## Excerpt

Hi Mathematica Community!
I am very new to Mathematica and I am trying to apply a function which composed of many different functions to 50 lists of dimension {855 rows,3 columns}. I just need some guide on this and I should be able to do the rest. Thanks for spending your time. Appreciated ^_^
* In Line (1), I imported my data in a csv file (a sample is attached to this post) to be used in "NonlinearModelFit" *
syndata = Import["/nsm/home/junhuiye/Documents/Jun/CombinedThermalMelt_h2A.\ csv"]; - (1)
* In Line (2), I generated gaussian white noise to be added to syndata which has a dimension of {50,855,3} => 50 of (855 rows x 3 columns) matrix*
trial = Table[{0, 0, #} & /@ RandomVariate[NormalDistribution[0, i], 855], {i, 0.01, 0.5, 0.01}]; - (2)
* In Line (3), I make 50 copies of syndata to create a {50,855,3} list to add to trial *
syndatasum = Table[syndata, 50]; -(3)
* In Line (4), I created noisy data by adding gaussian white noise to my data=> this will give me 50 lists of 855 rows x 3 columns *
noisydata = trial + syndatasum; -(4)

## The data
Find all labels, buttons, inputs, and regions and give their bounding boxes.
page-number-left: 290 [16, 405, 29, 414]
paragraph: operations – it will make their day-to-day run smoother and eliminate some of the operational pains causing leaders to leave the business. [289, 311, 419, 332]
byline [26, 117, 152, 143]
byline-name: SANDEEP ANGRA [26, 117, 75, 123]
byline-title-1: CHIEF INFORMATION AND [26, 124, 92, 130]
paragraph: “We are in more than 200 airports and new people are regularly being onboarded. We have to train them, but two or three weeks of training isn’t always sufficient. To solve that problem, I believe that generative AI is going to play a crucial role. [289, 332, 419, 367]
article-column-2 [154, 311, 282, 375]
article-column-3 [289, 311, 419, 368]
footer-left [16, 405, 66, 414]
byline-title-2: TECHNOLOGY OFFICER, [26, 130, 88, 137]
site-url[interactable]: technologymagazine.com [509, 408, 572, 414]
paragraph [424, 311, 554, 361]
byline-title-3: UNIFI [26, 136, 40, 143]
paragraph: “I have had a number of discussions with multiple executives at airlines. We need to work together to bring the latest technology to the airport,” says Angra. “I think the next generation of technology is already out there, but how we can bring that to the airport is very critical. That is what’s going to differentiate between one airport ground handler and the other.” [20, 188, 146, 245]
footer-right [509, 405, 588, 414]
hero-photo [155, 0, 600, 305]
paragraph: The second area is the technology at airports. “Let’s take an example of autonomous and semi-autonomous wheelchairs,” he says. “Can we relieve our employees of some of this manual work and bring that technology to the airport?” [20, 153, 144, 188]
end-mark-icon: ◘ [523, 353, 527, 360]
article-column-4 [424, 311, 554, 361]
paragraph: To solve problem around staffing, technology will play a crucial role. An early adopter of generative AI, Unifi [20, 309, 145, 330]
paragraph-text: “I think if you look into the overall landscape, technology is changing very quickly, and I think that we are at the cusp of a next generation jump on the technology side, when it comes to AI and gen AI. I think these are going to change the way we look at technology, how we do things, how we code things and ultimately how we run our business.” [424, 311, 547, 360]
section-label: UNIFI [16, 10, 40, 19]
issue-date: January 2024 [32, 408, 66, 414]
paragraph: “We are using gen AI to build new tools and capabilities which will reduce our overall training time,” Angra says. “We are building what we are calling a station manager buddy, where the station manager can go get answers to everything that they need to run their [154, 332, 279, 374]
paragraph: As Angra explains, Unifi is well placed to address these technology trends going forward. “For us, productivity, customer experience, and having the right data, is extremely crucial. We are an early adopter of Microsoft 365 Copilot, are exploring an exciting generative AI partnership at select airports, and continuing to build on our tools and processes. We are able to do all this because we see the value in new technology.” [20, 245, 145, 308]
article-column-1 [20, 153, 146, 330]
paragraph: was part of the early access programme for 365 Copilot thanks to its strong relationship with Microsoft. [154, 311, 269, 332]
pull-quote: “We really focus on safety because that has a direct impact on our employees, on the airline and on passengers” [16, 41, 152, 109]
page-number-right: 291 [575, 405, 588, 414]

## Task brief
In the forum post about adding noise to data in Mathematica, how many copies of syndata does Line (3) make?

## Answer section
Line (3) makes 50 copies of syndata.